## [Selected passage]
Theorem \(\PageIndex{1}\) (far above) shows that we can adjust any case of multiple testing. However, Theorem \(\PageIndex{2}\) and Theorem \(\PageIndex{3}\) (just above) show that additional information (or assumptions) can help make adjustments that affect the test's power less.
In other words, additional information can help. We should not throw anything out.
This section explored the need for adjusting the \(\alpha\) to ensure that the claimed Type I error rate is no larger than the true Type I error rate. This is extremely important in inferential statistics. It is not, however, the only thing that needs to be examined.
Power (the probability of rejecting a false null hypothesis) is also quite important. Because of this, while the Bonferroni adjustment always works, it may reduce the power of the test to unacceptable levels. As such, understanding the relationships between and among the various tests is important in creating a superior adjustment.
The Runs Test
This section introduces the runs test (Bradley 1968; Mood 1940; Wald and Wolfowitz 1940). While you will not have seen it in your introductory statistics course, it is based on elementary concepts.
To begin, let us define a couple of terms.
A run is a sequential set of values all either above or below zero.
The length of a run is the number of elements in that run.
Let the following be residuals from a model.
\[
1.2, 3.5, -0.5, 8.9, -1.2, -1.6, -4.5, 0.6, 1.5, -7.9
\]
Let us calculate the number of runs.
Solution.
The first run is of length 2: \(\{1.2, 3.5\}\). The second run is of length 1: \(\{-0.5\}\). The third run is also of length 1: \(\{8.9\}\). The fourth through sixth runs are \(\{-1.2, -1.6, -4.5\}\), \(\{0.6, 1.5\}\), and \(\{-7.9\}\).
Thus, there are six runs in those 10 residuals.
\(\blacksquare\)
Before continuing, remind yourself of Figure 6.2.1 and Figure 6.2.2. In both graphics, the residual is colored blue if it is positive and pink otherwise. In Figure 6.2.1, there are long unbroken streaks (runs) of blue and pink. There are just three runs.
In Figure 6.2.2, the length of those runs is much reduced and the number is increased. There are now 12 runs in the 20 residuals.

## [Raw data]
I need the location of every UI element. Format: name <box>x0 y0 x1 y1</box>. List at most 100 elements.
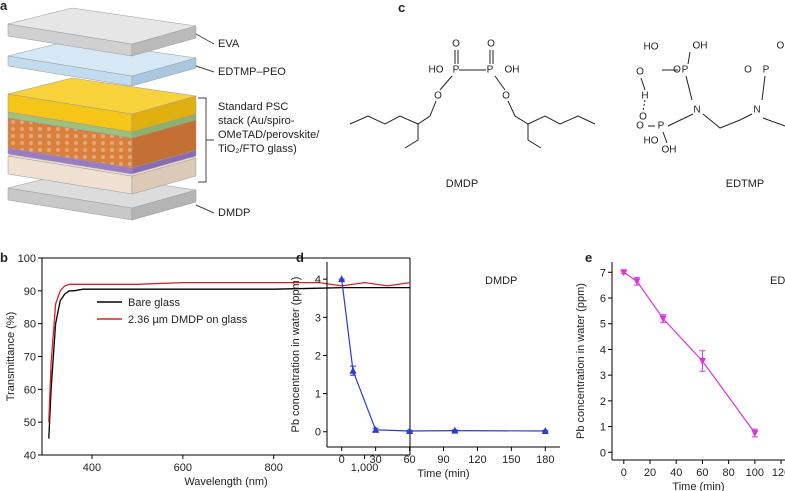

## [Set problem]
Reproduce the part of the statistics passage starting at "In other words, additional" and ending at "a superior adjustment.".

## [The result]
In other words, additional information can help. We should not throw anything out.
This section explored the need for adjusting the \(\alpha\) to ensure that the claimed Type I error rate is no larger than the true Type I error rate. This is extremely important in inferential statistics. It is not, however, the only thing that needs to be examined.
Power (the probability of rejecting a false null hypothesis) is also quite important. Because of this, while the Bonferroni adjustment always works, it may reduce the power of the test to unacceptable levels. As such, understanding the relationships between and among the various tests is important in creating a superior adjustment.